'''

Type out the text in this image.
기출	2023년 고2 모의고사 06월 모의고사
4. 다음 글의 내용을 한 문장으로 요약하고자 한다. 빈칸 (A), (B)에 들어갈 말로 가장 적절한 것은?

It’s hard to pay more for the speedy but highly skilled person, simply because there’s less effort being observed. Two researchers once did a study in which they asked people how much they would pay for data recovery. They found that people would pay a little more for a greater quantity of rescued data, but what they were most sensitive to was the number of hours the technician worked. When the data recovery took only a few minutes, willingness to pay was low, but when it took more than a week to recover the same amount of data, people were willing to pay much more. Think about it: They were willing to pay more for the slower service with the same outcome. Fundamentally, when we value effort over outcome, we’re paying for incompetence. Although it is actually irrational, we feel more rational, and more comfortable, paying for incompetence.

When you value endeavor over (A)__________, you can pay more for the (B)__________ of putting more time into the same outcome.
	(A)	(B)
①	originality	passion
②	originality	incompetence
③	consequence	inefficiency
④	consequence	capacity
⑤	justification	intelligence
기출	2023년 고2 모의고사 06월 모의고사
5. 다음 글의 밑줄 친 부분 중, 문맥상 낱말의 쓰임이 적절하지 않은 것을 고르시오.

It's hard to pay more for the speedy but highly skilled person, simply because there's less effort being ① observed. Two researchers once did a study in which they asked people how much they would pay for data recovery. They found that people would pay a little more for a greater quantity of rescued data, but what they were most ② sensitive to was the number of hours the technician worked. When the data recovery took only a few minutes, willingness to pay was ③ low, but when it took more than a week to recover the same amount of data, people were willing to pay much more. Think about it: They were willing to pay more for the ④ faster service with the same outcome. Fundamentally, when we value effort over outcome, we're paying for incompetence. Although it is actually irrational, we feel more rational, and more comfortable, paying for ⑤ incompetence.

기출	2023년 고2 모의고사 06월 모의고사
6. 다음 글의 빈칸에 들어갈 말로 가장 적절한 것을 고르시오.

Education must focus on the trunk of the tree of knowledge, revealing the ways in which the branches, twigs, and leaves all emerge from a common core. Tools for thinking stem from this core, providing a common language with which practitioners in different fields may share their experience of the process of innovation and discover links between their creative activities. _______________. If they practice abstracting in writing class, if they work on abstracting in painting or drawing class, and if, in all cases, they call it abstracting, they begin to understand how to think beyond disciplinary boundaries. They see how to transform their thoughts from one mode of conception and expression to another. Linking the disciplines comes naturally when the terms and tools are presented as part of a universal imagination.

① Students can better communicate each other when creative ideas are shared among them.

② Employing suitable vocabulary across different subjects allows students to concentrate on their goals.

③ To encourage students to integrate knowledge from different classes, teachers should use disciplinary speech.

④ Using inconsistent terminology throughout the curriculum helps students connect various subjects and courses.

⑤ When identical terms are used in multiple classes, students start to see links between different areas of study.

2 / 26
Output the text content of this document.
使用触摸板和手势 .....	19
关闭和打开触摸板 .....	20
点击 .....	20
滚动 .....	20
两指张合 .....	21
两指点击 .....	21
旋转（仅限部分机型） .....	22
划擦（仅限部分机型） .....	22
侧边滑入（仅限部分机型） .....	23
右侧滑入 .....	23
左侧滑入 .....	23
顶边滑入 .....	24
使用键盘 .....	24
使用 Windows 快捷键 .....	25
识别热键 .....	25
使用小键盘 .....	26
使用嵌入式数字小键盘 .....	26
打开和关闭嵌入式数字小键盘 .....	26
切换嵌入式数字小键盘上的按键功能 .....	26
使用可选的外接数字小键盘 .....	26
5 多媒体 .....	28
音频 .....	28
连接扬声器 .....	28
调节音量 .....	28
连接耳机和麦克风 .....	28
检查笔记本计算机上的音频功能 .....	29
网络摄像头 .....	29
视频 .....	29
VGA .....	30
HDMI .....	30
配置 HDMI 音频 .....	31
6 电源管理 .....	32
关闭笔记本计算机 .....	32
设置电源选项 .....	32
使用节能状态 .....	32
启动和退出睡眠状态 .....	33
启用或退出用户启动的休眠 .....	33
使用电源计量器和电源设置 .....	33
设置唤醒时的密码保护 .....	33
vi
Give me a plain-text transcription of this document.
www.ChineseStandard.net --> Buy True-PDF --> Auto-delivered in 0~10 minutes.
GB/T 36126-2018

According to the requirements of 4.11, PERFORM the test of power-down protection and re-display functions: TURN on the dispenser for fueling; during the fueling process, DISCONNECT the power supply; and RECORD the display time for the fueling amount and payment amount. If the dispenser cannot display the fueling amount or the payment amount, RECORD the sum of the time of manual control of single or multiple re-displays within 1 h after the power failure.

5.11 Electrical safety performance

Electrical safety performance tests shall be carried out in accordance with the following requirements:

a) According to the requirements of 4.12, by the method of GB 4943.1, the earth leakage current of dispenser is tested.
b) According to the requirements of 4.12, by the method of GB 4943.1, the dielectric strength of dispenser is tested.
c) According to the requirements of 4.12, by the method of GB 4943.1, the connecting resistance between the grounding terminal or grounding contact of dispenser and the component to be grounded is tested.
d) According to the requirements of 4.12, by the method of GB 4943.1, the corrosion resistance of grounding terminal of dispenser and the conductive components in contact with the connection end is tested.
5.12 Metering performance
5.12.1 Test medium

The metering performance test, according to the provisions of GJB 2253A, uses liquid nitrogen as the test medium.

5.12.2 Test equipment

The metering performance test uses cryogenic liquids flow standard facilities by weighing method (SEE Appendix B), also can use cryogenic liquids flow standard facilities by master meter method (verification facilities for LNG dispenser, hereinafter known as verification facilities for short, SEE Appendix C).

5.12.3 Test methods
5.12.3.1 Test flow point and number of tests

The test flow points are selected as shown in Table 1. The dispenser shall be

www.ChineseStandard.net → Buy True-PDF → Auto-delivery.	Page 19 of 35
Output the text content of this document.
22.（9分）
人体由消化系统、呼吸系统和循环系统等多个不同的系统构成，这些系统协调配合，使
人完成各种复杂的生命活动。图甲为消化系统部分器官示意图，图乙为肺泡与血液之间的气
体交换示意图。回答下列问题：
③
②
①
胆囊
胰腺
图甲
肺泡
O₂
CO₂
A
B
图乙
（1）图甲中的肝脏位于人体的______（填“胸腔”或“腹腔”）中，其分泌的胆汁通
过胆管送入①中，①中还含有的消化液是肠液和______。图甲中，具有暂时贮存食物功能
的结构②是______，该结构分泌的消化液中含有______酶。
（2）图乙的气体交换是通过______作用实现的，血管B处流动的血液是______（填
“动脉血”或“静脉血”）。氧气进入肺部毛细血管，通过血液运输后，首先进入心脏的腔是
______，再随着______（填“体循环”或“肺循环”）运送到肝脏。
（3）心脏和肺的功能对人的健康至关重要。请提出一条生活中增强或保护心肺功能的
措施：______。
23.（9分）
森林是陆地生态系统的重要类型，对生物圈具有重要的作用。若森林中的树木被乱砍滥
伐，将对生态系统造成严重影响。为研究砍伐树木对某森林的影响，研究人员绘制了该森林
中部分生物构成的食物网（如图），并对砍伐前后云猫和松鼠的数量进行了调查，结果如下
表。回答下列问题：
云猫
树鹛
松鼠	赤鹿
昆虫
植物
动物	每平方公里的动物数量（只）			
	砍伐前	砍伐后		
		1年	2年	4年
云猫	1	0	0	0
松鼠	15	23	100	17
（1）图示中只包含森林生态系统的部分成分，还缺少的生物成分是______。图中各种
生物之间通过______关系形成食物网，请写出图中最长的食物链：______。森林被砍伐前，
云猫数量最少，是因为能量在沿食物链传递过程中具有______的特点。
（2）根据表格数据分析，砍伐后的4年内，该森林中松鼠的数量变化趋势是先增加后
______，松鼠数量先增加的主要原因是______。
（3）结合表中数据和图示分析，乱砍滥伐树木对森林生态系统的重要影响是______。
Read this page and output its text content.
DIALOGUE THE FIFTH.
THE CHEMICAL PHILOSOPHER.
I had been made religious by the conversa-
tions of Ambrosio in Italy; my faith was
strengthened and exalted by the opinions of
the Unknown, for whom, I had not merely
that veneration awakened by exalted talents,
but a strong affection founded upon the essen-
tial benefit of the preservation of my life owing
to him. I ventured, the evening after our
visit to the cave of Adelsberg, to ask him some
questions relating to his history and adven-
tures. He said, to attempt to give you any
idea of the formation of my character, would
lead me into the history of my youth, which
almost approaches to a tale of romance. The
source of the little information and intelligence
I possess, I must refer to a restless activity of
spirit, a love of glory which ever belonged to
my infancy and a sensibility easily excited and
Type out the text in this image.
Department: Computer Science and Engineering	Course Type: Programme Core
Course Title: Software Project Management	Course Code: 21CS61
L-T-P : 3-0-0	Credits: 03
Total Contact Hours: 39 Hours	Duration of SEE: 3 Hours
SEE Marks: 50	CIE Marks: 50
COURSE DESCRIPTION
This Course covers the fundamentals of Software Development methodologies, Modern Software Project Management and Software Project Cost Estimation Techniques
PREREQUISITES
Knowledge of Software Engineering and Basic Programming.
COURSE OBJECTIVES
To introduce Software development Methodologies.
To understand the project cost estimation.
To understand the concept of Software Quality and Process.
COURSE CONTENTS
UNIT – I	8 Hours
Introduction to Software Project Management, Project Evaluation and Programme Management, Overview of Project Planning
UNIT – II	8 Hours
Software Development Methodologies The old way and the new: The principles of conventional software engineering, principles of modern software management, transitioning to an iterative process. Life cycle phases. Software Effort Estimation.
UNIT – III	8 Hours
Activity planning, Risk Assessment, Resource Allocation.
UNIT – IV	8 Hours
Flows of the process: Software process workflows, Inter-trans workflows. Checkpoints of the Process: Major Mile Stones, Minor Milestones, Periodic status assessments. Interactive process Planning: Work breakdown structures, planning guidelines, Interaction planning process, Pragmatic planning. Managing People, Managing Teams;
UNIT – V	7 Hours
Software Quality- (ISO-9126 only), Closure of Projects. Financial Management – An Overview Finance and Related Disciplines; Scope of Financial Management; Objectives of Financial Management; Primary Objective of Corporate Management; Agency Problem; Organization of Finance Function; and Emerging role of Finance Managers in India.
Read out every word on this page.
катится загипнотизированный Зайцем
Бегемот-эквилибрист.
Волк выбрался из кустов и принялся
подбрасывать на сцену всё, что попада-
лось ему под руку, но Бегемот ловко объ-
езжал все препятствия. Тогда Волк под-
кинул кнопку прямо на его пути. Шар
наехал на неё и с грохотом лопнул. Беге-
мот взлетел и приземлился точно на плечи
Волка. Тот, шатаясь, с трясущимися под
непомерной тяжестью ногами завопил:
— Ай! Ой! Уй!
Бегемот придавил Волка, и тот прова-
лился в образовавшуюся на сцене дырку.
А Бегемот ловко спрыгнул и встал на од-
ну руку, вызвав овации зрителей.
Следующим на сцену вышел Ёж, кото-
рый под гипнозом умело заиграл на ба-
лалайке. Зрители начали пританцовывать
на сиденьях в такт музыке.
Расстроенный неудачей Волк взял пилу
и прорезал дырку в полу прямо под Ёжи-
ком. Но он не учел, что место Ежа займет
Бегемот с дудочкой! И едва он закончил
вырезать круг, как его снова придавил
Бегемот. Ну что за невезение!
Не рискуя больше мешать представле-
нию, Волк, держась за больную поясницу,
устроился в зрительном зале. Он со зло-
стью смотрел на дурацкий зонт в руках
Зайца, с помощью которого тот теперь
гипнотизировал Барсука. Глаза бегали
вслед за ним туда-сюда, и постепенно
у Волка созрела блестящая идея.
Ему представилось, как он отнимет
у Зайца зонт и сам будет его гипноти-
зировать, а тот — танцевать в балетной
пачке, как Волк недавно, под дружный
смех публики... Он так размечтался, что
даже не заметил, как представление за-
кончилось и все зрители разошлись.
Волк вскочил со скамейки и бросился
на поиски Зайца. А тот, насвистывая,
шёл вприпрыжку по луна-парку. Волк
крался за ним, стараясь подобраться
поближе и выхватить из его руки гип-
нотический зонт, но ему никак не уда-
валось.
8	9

'''

PROBLEM TO WORK ON:
On how many lines does the word "subjects" appear? Answer with only the number.

WRITTEN ANSWER:
2